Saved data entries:
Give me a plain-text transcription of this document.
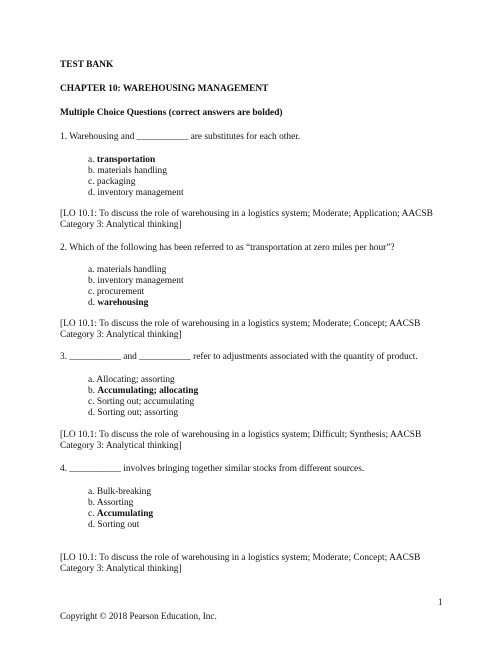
TEST BANK
CHAPTER 10: WAREHOUSING MANAGEMENT
Multiple Choice Questions (correct answers are bolded)
1. Warehousing and ___________ are substitutes for each other.
a. transportation
b. materials handling
c. packaging
d. inventory management
[LO 10.1: To discuss the role of warehousing in a logistics system; Moderate; Application; AACSB Category 3: Analytical thinking]
2. Which of the following has been referred to as “transportation at zero miles per hour”?
a. materials handling
b. inventory management
c. procurement
d. warehousing
[LO 10.1: To discuss the role of warehousing in a logistics system; Moderate; Concept; AACSB Category 3: Analytical thinking]
3. ___________ and ___________ refer to adjustments associated with the quantity of product.
a. Allocating; assorting
b. Accumulating; allocating
c. Sorting out; accumulating
d. Sorting out; assorting
[LO 10.1: To discuss the role of warehousing in a logistics system; Difficult; Synthesis; AACSB Category 3: Analytical thinking]
4. ___________ involves bringing together similar stocks from different sources.
a. Bulk-breaking
b. Assorting
c. Accumulating
d. Sorting out
[LO 10.1: To discuss the role of warehousing in a logistics system; Moderate; Concept; AACSB Category 3: Analytical thinking]
1
Copyright © 2018 Pearson Education, Inc.
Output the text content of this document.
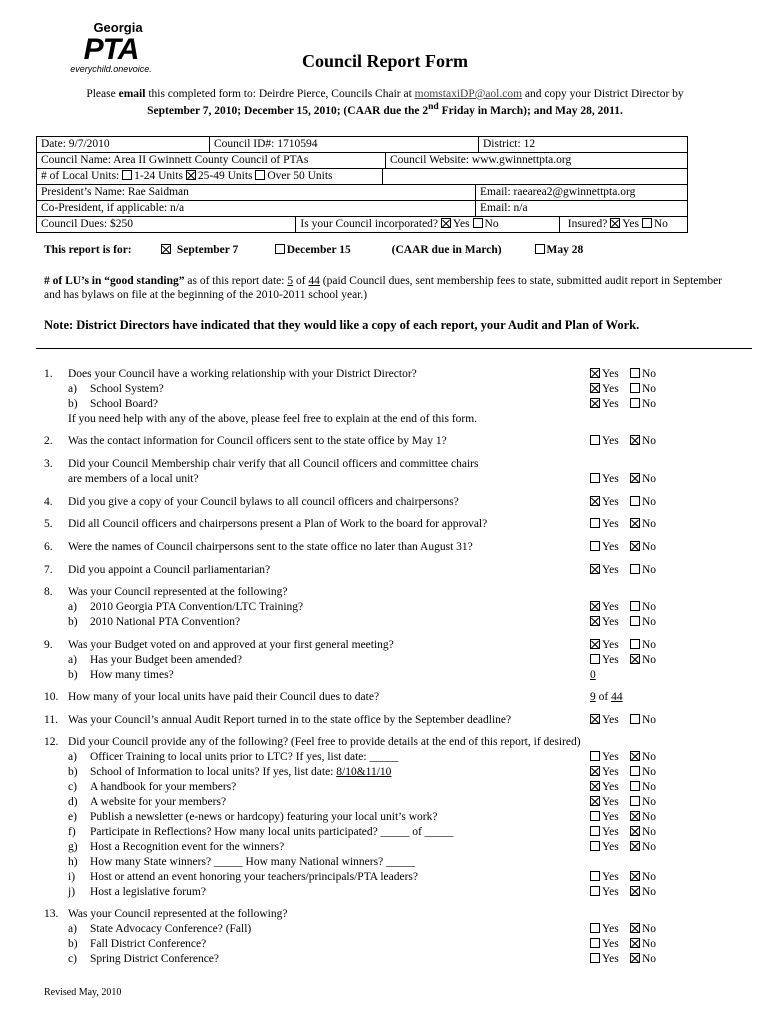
Georgia
PTA
everychild.onevoice.	Council Report Form
Please email this completed form to: Deirdre Pierce, Councils Chair at momstaxiDP@aol.com and copy your District Director by
September 7, 2010; December 15, 2010; (CAAR due the 2nd Friday in March); and May 28, 2011.
Date: 9/7/2010	Council ID#: 1710594	District: 12
Council Name: Area II Gwinnett County Council of PTAs	Council Website: www.gwinnettpta.org
# of Local Units: 1-24 Units 25-49 Units Over 50 Units
President’s Name: Rae Saidman	Email: raearea2@gwinnettpta.org
Co-President, if applicable: n/a	Email: n/a
Council Dues: $250	Is your Council incorporated? Yes No	Insured? Yes No
This report is for:	September 7	December 15	(CAAR due in March)	May 28
# of LU’s in “good standing” as of this report date: 5 of 44 (paid Council dues, sent membership fees to state, submitted audit report in September and has bylaws on file at the beginning of the 2010-2011 school year.)
Note: District Directors have indicated that they would like a copy of each report, your Audit and Plan of Work.
1. Does your Council have a working relationship with your District Director?	Yes No
a) School System?	Yes No
b) School Board?	Yes No
If you need help with any of the above, please feel free to explain at the end of this form.
2. Was the contact information for Council officers sent to the state office by May 1?	Yes No
3. Did your Council Membership chair verify that all Council officers and committee chairs
are members of a local unit?	Yes No
4. Did you give a copy of your Council bylaws to all council officers and chairpersons?	Yes No
5. Did all Council officers and chairpersons present a Plan of Work to the board for approval?	Yes No
6. Were the names of Council chairpersons sent to the state office no later than August 31?	Yes No
7. Did you appoint a Council parliamentarian?	Yes No
8. Was your Council represented at the following?
a) 2010 Georgia PTA Convention/LTC Training?	Yes No
b) 2010 National PTA Convention?	Yes No
9. Was your Budget voted on and approved at your first general meeting?	Yes No
a) Has your Budget been amended?	Yes No
b) How many times?	0
10. How many of your local units have paid their Council dues to date?	9 of 44
11. Was your Council’s annual Audit Report turned in to the state office by the September deadline?	Yes No
12. Did your Council provide any of the following? (Feel free to provide details at the end of this report, if desired)
a) Officer Training to local units prior to LTC? If yes, list date: _____	Yes No
b) School of Information to local units? If yes, list date: 8/10&11/10	Yes No
c) A handbook for your members?	Yes No
d) A website for your members?	Yes No
e) Publish a newsletter (e-news or hardcopy) featuring your local unit’s work?	Yes No
f) Participate in Reflections? How many local units participated? _____ of _____	Yes No
g) Host a Recognition event for the winners?	Yes No
h) How many State winners? _____ How many National winners? _____
i) Host or attend an event honoring your teachers/principals/PTA leaders?	Yes No
j) Host a legislative forum?	Yes No
13. Was your Council represented at the following?
a) State Advocacy Conference? (Fall)	Yes No
b) Fall District Conference?	Yes No
c) Spring District Conference?	Yes No
Revised May, 2010
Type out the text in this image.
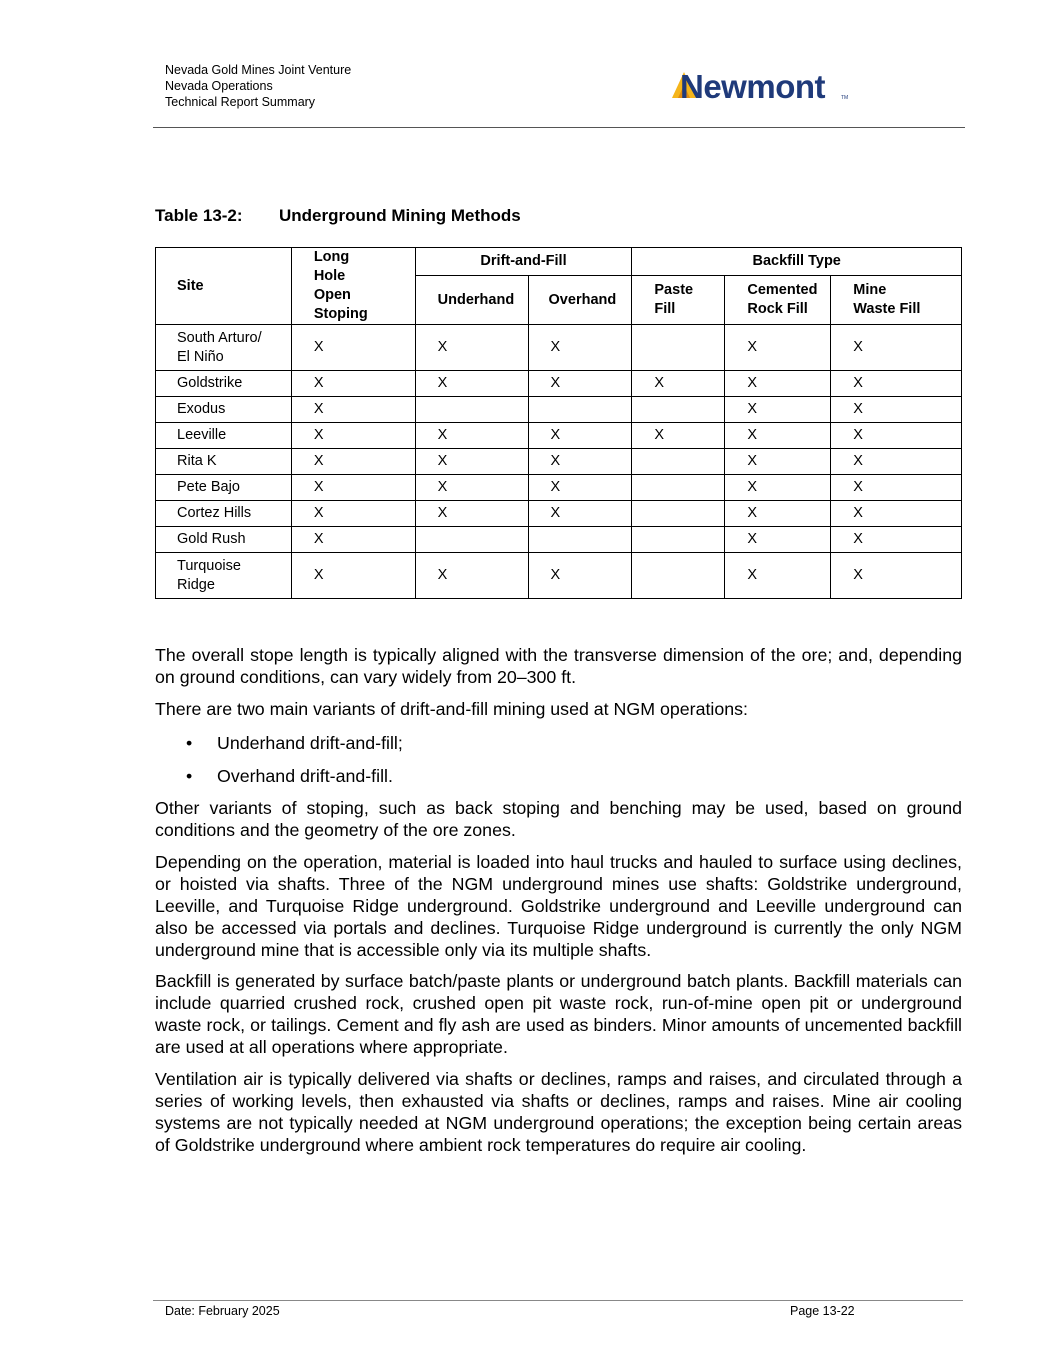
Nevada Gold Mines Joint Venture
Nevada Operations
Technical Report Summary	Newmont	TM
Table 13-2: Underground Mining Methods
Site	Long Hole Open Stoping	Drift-and-Fill		Backfill Type		
		Underhand	Overhand	Paste Fill	Cemented Rock Fill	Mine Waste Fill
South Arturo/ El Niño	X	X	X		X	X
Goldstrike	X	X	X	X	X	X
Exodus	X				X	X
Leeville	X	X	X	X	X	X
Rita K	X	X	X		X	X
Pete Bajo	X	X	X		X	X
Cortez Hills	X	X	X		X	X
Gold Rush	X				X	X
Turquoise Ridge	X	X	X		X	X

The overall stope length is typically aligned with the transverse dimension of the ore; and, depending on ground conditions, can vary widely from 20–300 ft.

There are two main variants of drift-and-fill mining used at NGM operations:

• Underhand drift-and-fill;
• Overhand drift-and-fill.

Other variants of stoping, such as back stoping and benching may be used, based on ground conditions and the geometry of the ore zones.

Depending on the operation, material is loaded into haul trucks and hauled to surface using declines, or hoisted via shafts. Three of the NGM underground mines use shafts: Goldstrike underground, Leeville, and Turquoise Ridge underground. Goldstrike underground and Leeville underground can also be accessed via portals and declines. Turquoise Ridge underground is currently the only NGM underground mine that is accessible only via its multiple shafts.

Backfill is generated by surface batch/paste plants or underground batch plants. Backfill materials can include quarried crushed rock, crushed open pit waste rock, run-of-mine open pit or underground waste rock, or tailings. Cement and fly ash are used as binders. Minor amounts of uncemented backfill are used at all operations where appropriate.

Ventilation air is typically delivered via shafts or declines, ramps and raises, and circulated through a series of working levels, then exhausted via shafts or declines, ramps and raises. Mine air cooling systems are not typically needed at NGM underground operations; the exception being certain areas of Goldstrike underground where ambient rock temperatures do require air cooling.

Date: February 2025	Page 13-22
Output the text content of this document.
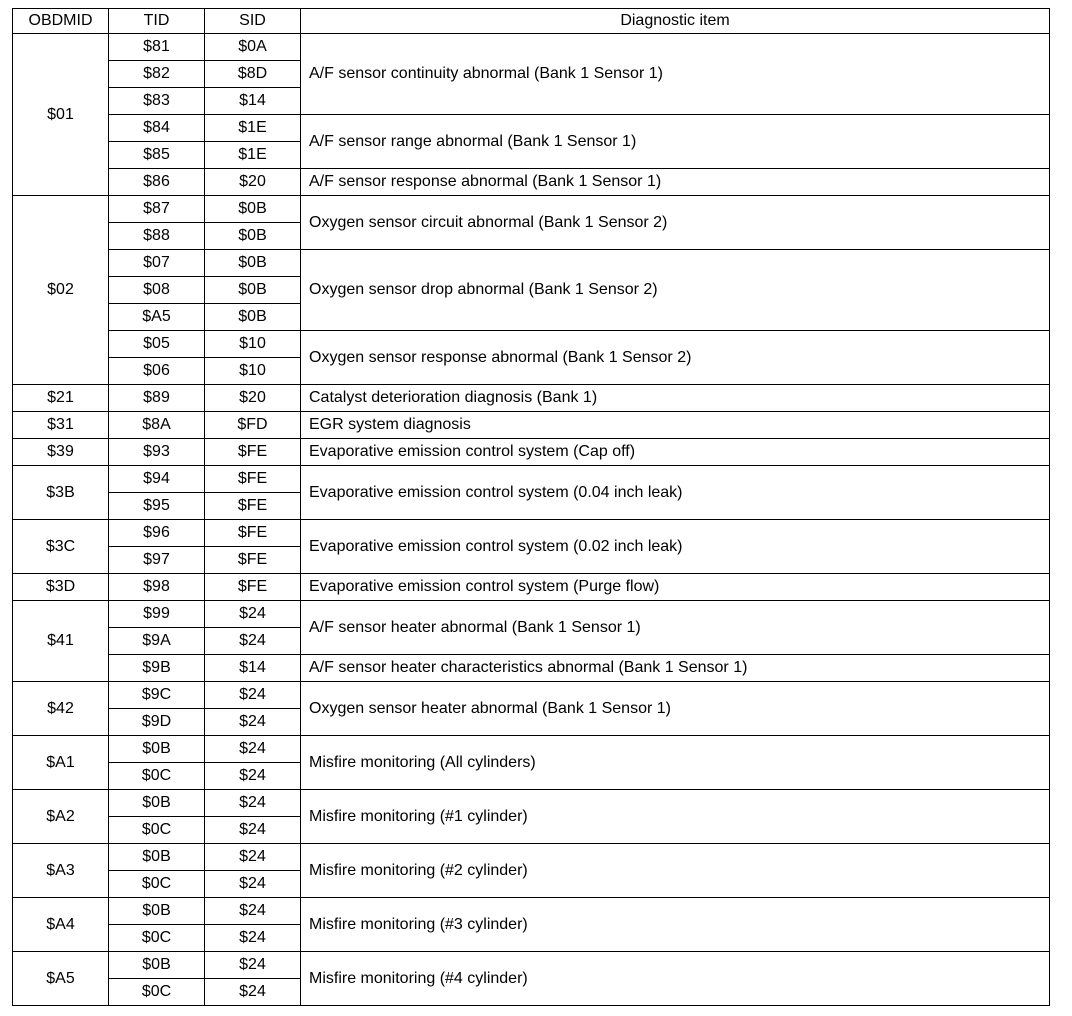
OBDMID	TID	SID	Diagnostic item
$01	$81	$0A	A/F sensor continuity abnormal (Bank 1 Sensor 1)
	$82	$8D	
	$83	$14	
	$84	$1E	A/F sensor range abnormal (Bank 1 Sensor 1)
	$85	$1E	
	$86	$20	A/F sensor response abnormal (Bank 1 Sensor 1)
$02	$87	$0B	Oxygen sensor circuit abnormal (Bank 1 Sensor 2)
	$88	$0B	
	$07	$0B	Oxygen sensor drop abnormal (Bank 1 Sensor 2)
	$08	$0B	
	$A5	$0B	
	$05	$10	Oxygen sensor response abnormal (Bank 1 Sensor 2)
	$06	$10	
$21	$89	$20	Catalyst deterioration diagnosis (Bank 1)
$31	$8A	$FD	EGR system diagnosis
$39	$93	$FE	Evaporative emission control system (Cap off)
$3B	$94	$FE	Evaporative emission control system (0.04 inch leak)
	$95	$FE	
$3C	$96	$FE	Evaporative emission control system (0.02 inch leak)
	$97	$FE	
$3D	$98	$FE	Evaporative emission control system (Purge flow)
$41	$99	$24	A/F sensor heater abnormal (Bank 1 Sensor 1)
	$9A	$24	
	$9B	$14	A/F sensor heater characteristics abnormal (Bank 1 Sensor 1)
$42	$9C	$24	Oxygen sensor heater abnormal (Bank 1 Sensor 1)
	$9D	$24	
$A1	$0B	$24	Misfire monitoring (All cylinders)
	$0C	$24	
$A2	$0B	$24	Misfire monitoring (#1 cylinder)
	$0C	$24	
$A3	$0B	$24	Misfire monitoring (#2 cylinder)
	$0C	$24	
$A4	$0B	$24	Misfire monitoring (#3 cylinder)
	$0C	$24	
$A5	$0B	$24	Misfire monitoring (#4 cylinder)
	$0C	$24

◆ **AIM**: All of the material above needs to be restated exactly, with no pictures.

◆ **THE RESPONSE**:
Give me a plain-text transcription of this document.
TEST BANK
CHAPTER 10: WAREHOUSING MANAGEMENT
Multiple Choice Questions (correct answers are bolded)
1. Warehousing and ___________ are substitutes for each other.
a. transportation
b. materials handling
c. packaging
d. inventory management
[LO 10.1: To discuss the role of warehousing in a logistics system; Moderate; Application; AACSB Category 3: Analytical thinking]
2. Which of the following has been referred to as “transportation at zero miles per hour”?
a. materials handling
b. inventory management
c. procurement
d. warehousing
[LO 10.1: To discuss the role of warehousing in a logistics system; Moderate; Concept; AACSB Category 3: Analytical thinking]
3. ___________ and ___________ refer to adjustments associated with the quantity of product.
a. Allocating; assorting
b. Accumulating; allocating
c. Sorting out; accumulating
d. Sorting out; assorting
[LO 10.1: To discuss the role of warehousing in a logistics system; Difficult; Synthesis; AACSB Category 3: Analytical thinking]
4. ___________ involves bringing together similar stocks from different sources.
a. Bulk-breaking
b. Assorting
c. Accumulating
d. Sorting out
[LO 10.1: To discuss the role of warehousing in a logistics system; Moderate; Concept; AACSB Category 3: Analytical thinking]
1
Copyright © 2018 Pearson Education, Inc.
Output the text content of this document.
Georgia
PTA
everychild.onevoice.	Council Report Form
Please email this completed form to: Deirdre Pierce, Councils Chair at momstaxiDP@aol.com and copy your District Director by
September 7, 2010; December 15, 2010; (CAAR due the 2nd Friday in March); and May 28, 2011.
Date: 9/7/2010	Council ID#: 1710594	District: 12
Council Name: Area II Gwinnett County Council of PTAs	Council Website: www.gwinnettpta.org
# of Local Units: 1-24 Units 25-49 Units Over 50 Units
President’s Name: Rae Saidman	Email: raearea2@gwinnettpta.org
Co-President, if applicable: n/a	Email: n/a
Council Dues: $250	Is your Council incorporated? Yes No	Insured? Yes No
This report is for:	September 7	December 15	(CAAR due in March)	May 28
# of LU’s in “good standing” as of this report date: 5 of 44 (paid Council dues, sent membership fees to state, submitted audit report in September and has bylaws on file at the beginning of the 2010-2011 school year.)
Note: District Directors have indicated that they would like a copy of each report, your Audit and Plan of Work.
1. Does your Council have a working relationship with your District Director?	Yes No
a) School System?	Yes No
b) School Board?	Yes No
If you need help with any of the above, please feel free to explain at the end of this form.
2. Was the contact information for Council officers sent to the state office by May 1?	Yes No
3. Did your Council Membership chair verify that all Council officers and committee chairs
are members of a local unit?	Yes No
4. Did you give a copy of your Council bylaws to all council officers and chairpersons?	Yes No
5. Did all Council officers and chairpersons present a Plan of Work to the board for approval?	Yes No
6. Were the names of Council chairpersons sent to the state office no later than August 31?	Yes No
7. Did you appoint a Council parliamentarian?	Yes No
8. Was your Council represented at the following?
a) 2010 Georgia PTA Convention/LTC Training?	Yes No
b) 2010 National PTA Convention?	Yes No
9. Was your Budget voted on and approved at your first general meeting?	Yes No
a) Has your Budget been amended?	Yes No
b) How many times?	0
10. How many of your local units have paid their Council dues to date?	9 of 44
11. Was your Council’s annual Audit Report turned in to the state office by the September deadline?	Yes No
12. Did your Council provide any of the following? (Feel free to provide details at the end of this report, if desired)
a) Officer Training to local units prior to LTC? If yes, list date: _____	Yes No
b) School of Information to local units? If yes, list date: 8/10&11/10	Yes No
c) A handbook for your members?	Yes No
d) A website for your members?	Yes No
e) Publish a newsletter (e-news or hardcopy) featuring your local unit’s work?	Yes No
f) Participate in Reflections? How many local units participated? _____ of _____	Yes No
g) Host a Recognition event for the winners?	Yes No
h) How many State winners? _____ How many National winners? _____
i) Host or attend an event honoring your teachers/principals/PTA leaders?	Yes No
j) Host a legislative forum?	Yes No
13. Was your Council represented at the following?
a) State Advocacy Conference? (Fall)	Yes No
b) Fall District Conference?	Yes No
c) Spring District Conference?	Yes No
Revised May, 2010
Type out the text in this image.
Nevada Gold Mines Joint Venture
Nevada Operations
Technical Report Summary	Newmont	TM
Table 13-2: Underground Mining Methods
Site	Long Hole Open Stoping	Drift-and-Fill		Backfill Type		
		Underhand	Overhand	Paste Fill	Cemented Rock Fill	Mine Waste Fill
South Arturo/ El Niño	X	X	X		X	X
Goldstrike	X	X	X	X	X	X
Exodus	X				X	X
Leeville	X	X	X	X	X	X
Rita K	X	X	X		X	X
Pete Bajo	X	X	X		X	X
Cortez Hills	X	X	X		X	X
Gold Rush	X				X	X
Turquoise Ridge	X	X	X		X	X

The overall stope length is typically aligned with the transverse dimension of the ore; and, depending on ground conditions, can vary widely from 20–300 ft.

There are two main variants of drift-and-fill mining used at NGM operations:

• Underhand drift-and-fill;
• Overhand drift-and-fill.

Other variants of stoping, such as back stoping and benching may be used, based on ground conditions and the geometry of the ore zones.

Depending on the operation, material is loaded into haul trucks and hauled to surface using declines, or hoisted via shafts. Three of the NGM underground mines use shafts: Goldstrike underground, Leeville, and Turquoise Ridge underground. Goldstrike underground and Leeville underground can also be accessed via portals and declines. Turquoise Ridge underground is currently the only NGM underground mine that is accessible only via its multiple shafts.

Backfill is generated by surface batch/paste plants or underground batch plants. Backfill materials can include quarried crushed rock, crushed open pit waste rock, run-of-mine open pit or underground waste rock, or tailings. Cement and fly ash are used as binders. Minor amounts of uncemented backfill are used at all operations where appropriate.

Ventilation air is typically delivered via shafts or declines, ramps and raises, and circulated through a series of working levels, then exhausted via shafts or declines, ramps and raises. Mine air cooling systems are not typically needed at NGM underground operations; the exception being certain areas of Goldstrike underground where ambient rock temperatures do require air cooling.

Date: February 2025	Page 13-22
Output the text content of this document.
OBDMID	TID	SID	Diagnostic item
$01	$81	$0A	A/F sensor continuity abnormal (Bank 1 Sensor 1)
	$82	$8D	
	$83	$14	
	$84	$1E	A/F sensor range abnormal (Bank 1 Sensor 1)
	$85	$1E	
	$86	$20	A/F sensor response abnormal (Bank 1 Sensor 1)
$02	$87	$0B	Oxygen sensor circuit abnormal (Bank 1 Sensor 2)
	$88	$0B	
	$07	$0B	Oxygen sensor drop abnormal (Bank 1 Sensor 2)
	$08	$0B	
	$A5	$0B	
	$05	$10	Oxygen sensor response abnormal (Bank 1 Sensor 2)
	$06	$10	
$21	$89	$20	Catalyst deterioration diagnosis (Bank 1)
$31	$8A	$FD	EGR system diagnosis
$39	$93	$FE	Evaporative emission control system (Cap off)
$3B	$94	$FE	Evaporative emission control system (0.04 inch leak)
	$95	$FE	
$3C	$96	$FE	Evaporative emission control system (0.02 inch leak)
	$97	$FE	
$3D	$98	$FE	Evaporative emission control system (Purge flow)
$41	$99	$24	A/F sensor heater abnormal (Bank 1 Sensor 1)
	$9A	$24	
	$9B	$14	A/F sensor heater characteristics abnormal (Bank 1 Sensor 1)
$42	$9C	$24	Oxygen sensor heater abnormal (Bank 1 Sensor 1)
	$9D	$24	
$A1	$0B	$24	Misfire monitoring (All cylinders)
	$0C	$24	
$A2	$0B	$24	Misfire monitoring (#1 cylinder)
	$0C	$24	
$A3	$0B	$24	Misfire monitoring (#2 cylinder)
	$0C	$24	
$A4	$0B	$24	Misfire monitoring (#3 cylinder)
	$0C	$24	
$A5	$0B	$24	Misfire monitoring (#4 cylinder)
	$0C	$24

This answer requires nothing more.